### Task requirements
Each line in the entries below that holds the string "целевое" is to be listed.
### Raw records ###
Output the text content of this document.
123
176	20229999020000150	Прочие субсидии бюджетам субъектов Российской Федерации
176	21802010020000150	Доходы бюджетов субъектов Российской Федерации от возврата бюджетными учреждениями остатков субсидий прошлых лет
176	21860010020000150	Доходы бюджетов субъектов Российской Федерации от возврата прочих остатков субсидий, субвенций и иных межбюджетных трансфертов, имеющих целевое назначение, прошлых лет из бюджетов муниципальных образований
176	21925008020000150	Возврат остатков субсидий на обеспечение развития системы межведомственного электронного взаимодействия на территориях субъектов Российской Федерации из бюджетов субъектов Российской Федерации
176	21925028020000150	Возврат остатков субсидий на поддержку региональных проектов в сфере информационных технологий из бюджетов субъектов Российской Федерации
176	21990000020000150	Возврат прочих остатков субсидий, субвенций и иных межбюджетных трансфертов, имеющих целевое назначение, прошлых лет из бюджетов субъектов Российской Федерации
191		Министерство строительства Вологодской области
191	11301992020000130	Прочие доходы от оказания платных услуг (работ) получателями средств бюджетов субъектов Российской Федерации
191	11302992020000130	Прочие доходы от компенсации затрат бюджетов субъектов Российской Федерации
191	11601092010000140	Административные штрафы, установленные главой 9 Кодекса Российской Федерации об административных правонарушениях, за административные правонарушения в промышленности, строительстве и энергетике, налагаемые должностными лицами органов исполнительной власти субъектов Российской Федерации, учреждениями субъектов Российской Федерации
###
### Task answer
176	21860010020000150	Доходы бюджетов субъектов Российской Федерации от возврата прочих остатков субсидий, субвенций и иных межбюджетных трансфертов, имеющих целевое назначение, прошлых лет из бюджетов муниципальных образований
176	21990000020000150	Возврат прочих остатков субсидий, субвенций и иных межбюджетных трансфертов, имеющих целевое назначение, прошлых лет из бюджетов субъектов Российской Федерации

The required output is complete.